Data provided:
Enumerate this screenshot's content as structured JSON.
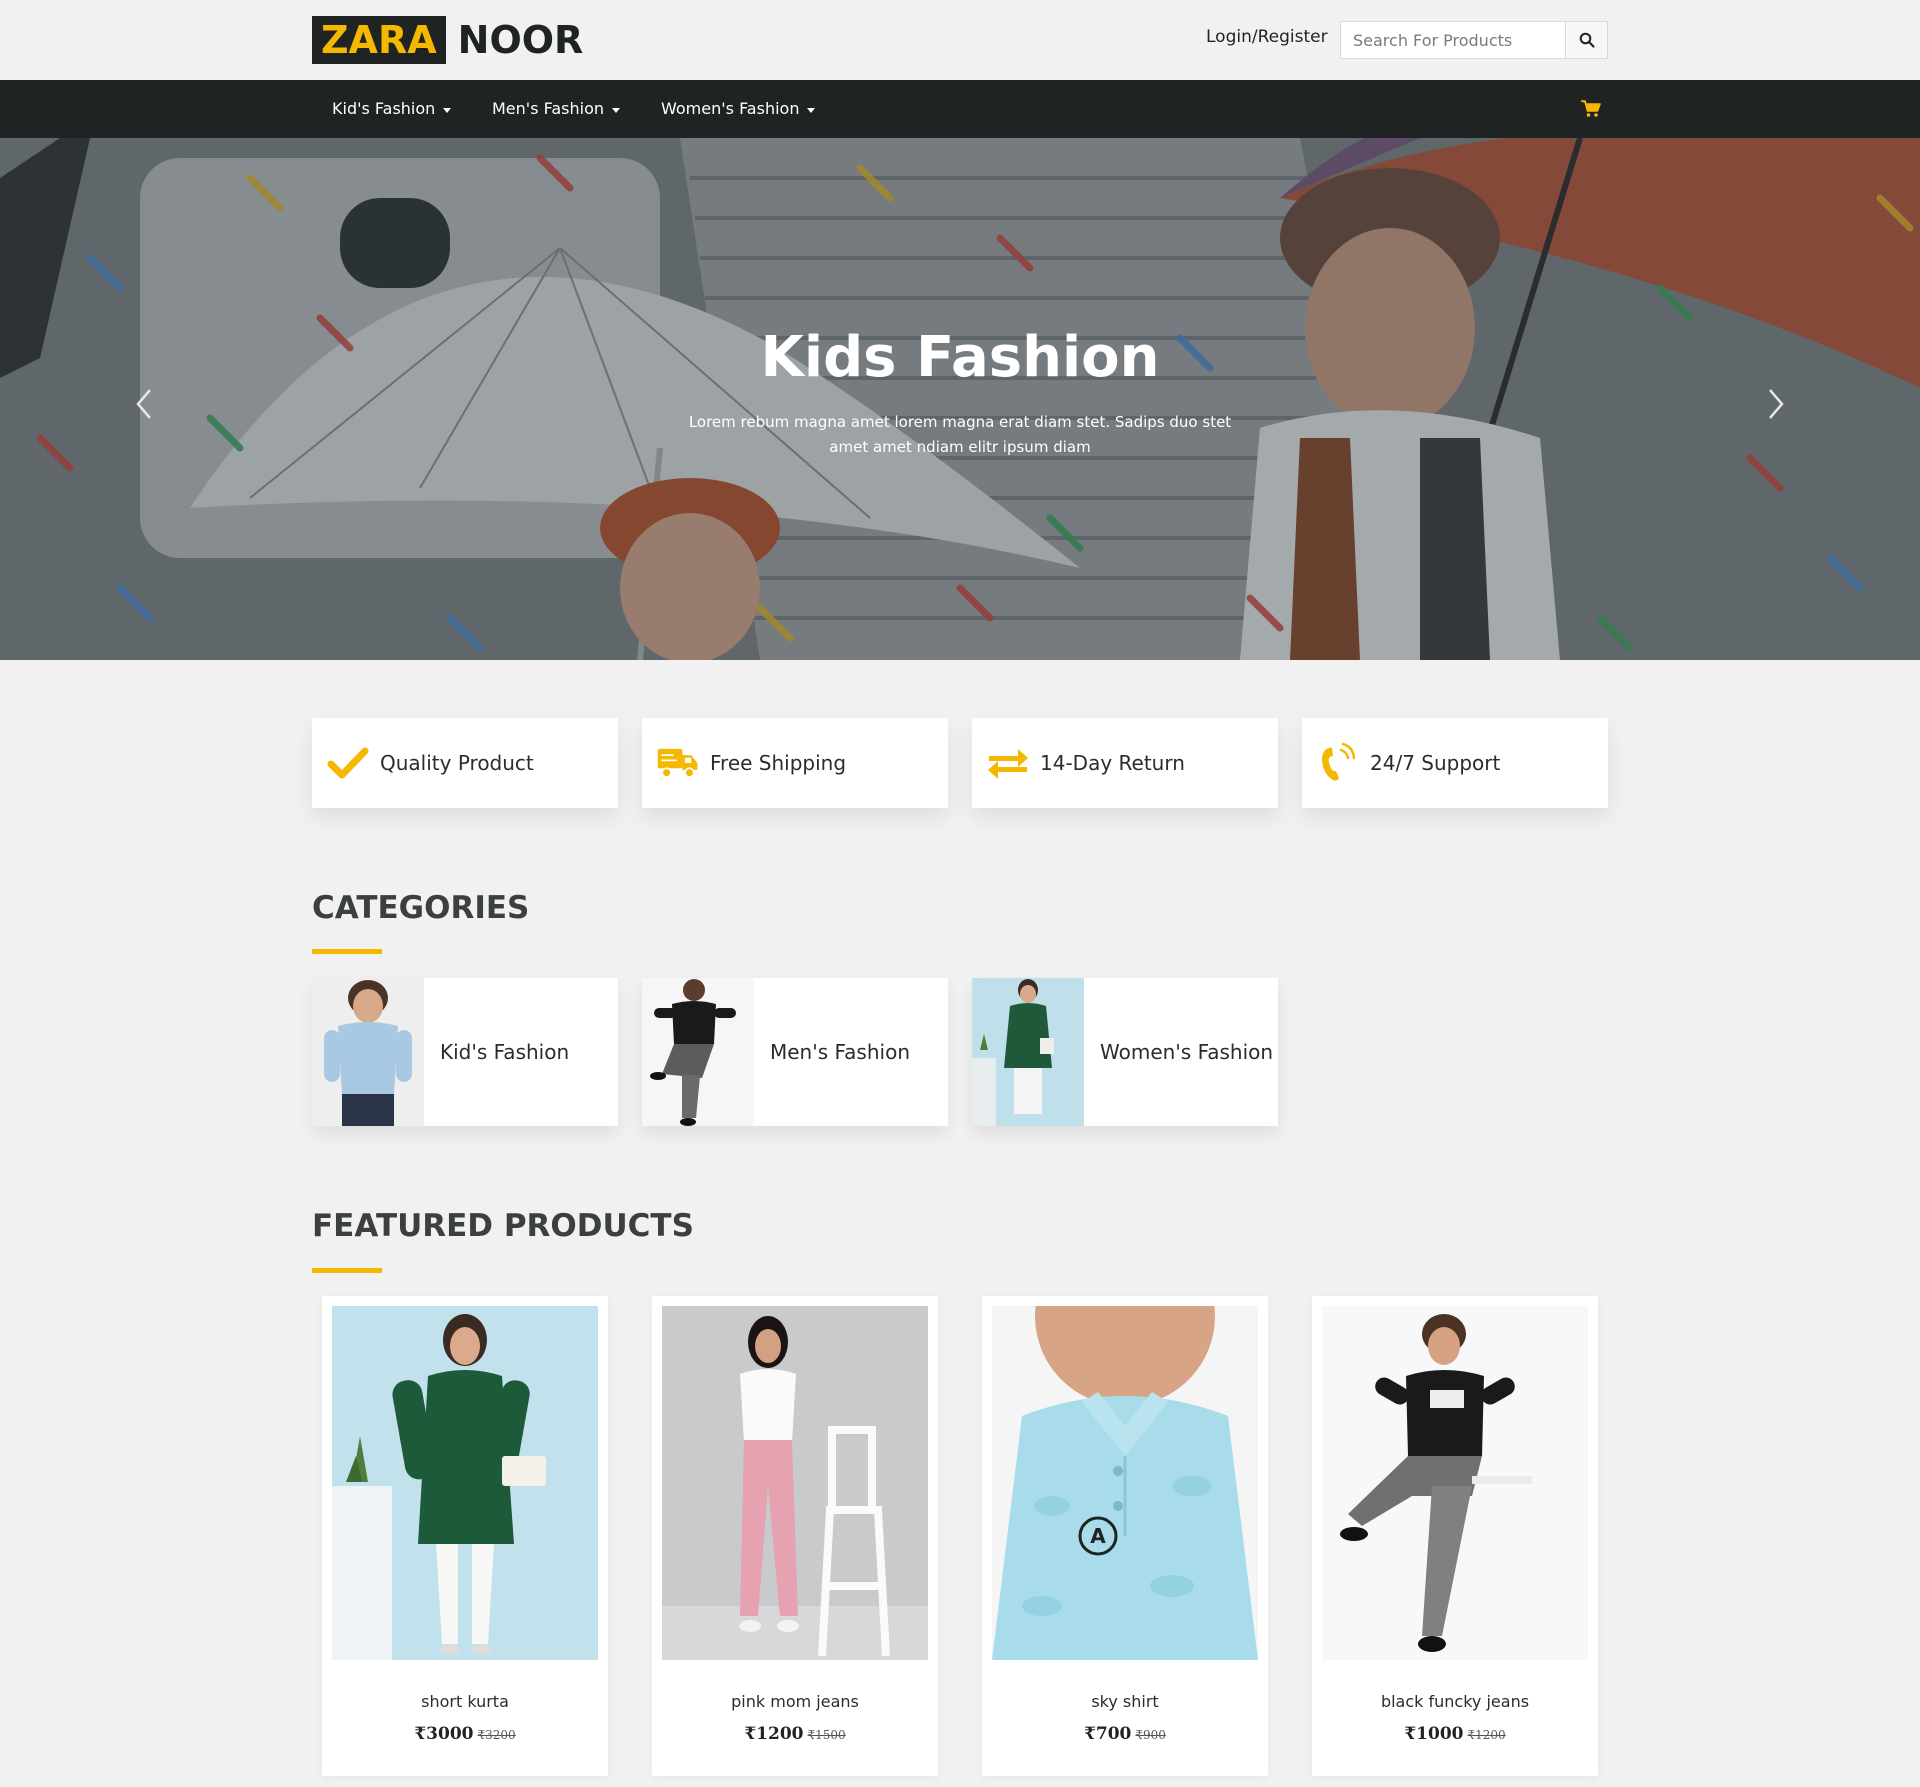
{
  "brand": {
    "part1": "ZARA",
    "part2": "NOOR"
  },
  "header": {
    "login_label": "Login/Register",
    "search_placeholder": "Search For Products"
  },
  "nav": {
    "items": [
      {
        "label": "Kid's Fashion"
      },
      {
        "label": "Men's Fashion"
      },
      {
        "label": "Women's Fashion"
      }
    ],
    "cart_icon": "shopping-cart-icon"
  },
  "hero": {
    "title": "Kids Fashion",
    "subtitle": "Lorem rebum magna amet lorem magna erat diam stet. Sadips duo stet amet amet ndiam elitr ipsum diam"
  },
  "features": [
    {
      "label": "Quality Product",
      "icon": "check-icon"
    },
    {
      "label": "Free Shipping",
      "icon": "truck-icon"
    },
    {
      "label": "14-Day Return",
      "icon": "exchange-icon"
    },
    {
      "label": "24/7 Support",
      "icon": "phone-icon"
    }
  ],
  "categories": {
    "title": "CATEGORIES",
    "items": [
      {
        "label": "Kid's Fashion"
      },
      {
        "label": "Men's Fashion"
      },
      {
        "label": "Women's Fashion"
      }
    ]
  },
  "featured": {
    "title": "FEATURED PRODUCTS",
    "products": [
      {
        "name": "short kurta",
        "price": "₹3000",
        "old_price": "₹3200"
      },
      {
        "name": "pink mom jeans",
        "price": "₹1200",
        "old_price": "₹1500"
      },
      {
        "name": "sky shirt",
        "price": "₹700",
        "old_price": "₹900"
      },
      {
        "name": "black funcky jeans",
        "price": "₹1000",
        "old_price": "₹1200"
      }
    ]
  },
  "colors": {
    "accent": "#f5b800",
    "dark": "#1f2323",
    "background": "#f1f1f1"
  }
}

Problem statement: Reproduce each line of the records exactly, and omit every picture.

Response to this task:
Enumerate this screenshot's content as structured JSON.
{
  "brand": {
    "part1": "ZARA",
    "part2": "NOOR"
  },
  "header": {
    "login_label": "Login/Register",
    "search_placeholder": "Search For Products"
  },
  "nav": {
    "items": [
      {
        "label": "Kid's Fashion"
      },
      {
        "label": "Men's Fashion"
      },
      {
        "label": "Women's Fashion"
      }
    ],
    "cart_icon": "shopping-cart-icon"
  },
  "hero": {
    "title": "Kids Fashion",
    "subtitle": "Lorem rebum magna amet lorem magna erat diam stet. Sadips duo stet amet amet ndiam elitr ipsum diam"
  },
  "features": [
    {
      "label": "Quality Product",
      "icon": "check-icon"
    },
    {
      "label": "Free Shipping",
      "icon": "truck-icon"
    },
    {
      "label": "14-Day Return",
      "icon": "exchange-icon"
    },
    {
      "label": "24/7 Support",
      "icon": "phone-icon"
    }
  ],
  "categories": {
    "title": "CATEGORIES",
    "items": [
      {
        "label": "Kid's Fashion"
      },
      {
        "label": "Men's Fashion"
      },
      {
        "label": "Women's Fashion"
      }
    ]
  },
  "featured": {
    "title": "FEATURED PRODUCTS",
    "products": [
      {
        "name": "short kurta",
        "price": "₹3000",
        "old_price": "₹3200"
      },
      {
        "name": "pink mom jeans",
        "price": "₹1200",
        "old_price": "₹1500"
      },
      {
        "name": "sky shirt",
        "price": "₹700",
        "old_price": "₹900"
      },
      {
        "name": "black funcky jeans",
        "price": "₹1000",
        "old_price": "₹1200"
      }
    ]
  },
  "colors": {
    "accent": "#f5b800",
    "dark": "#1f2323",
    "background": "#f1f1f1"
  }
}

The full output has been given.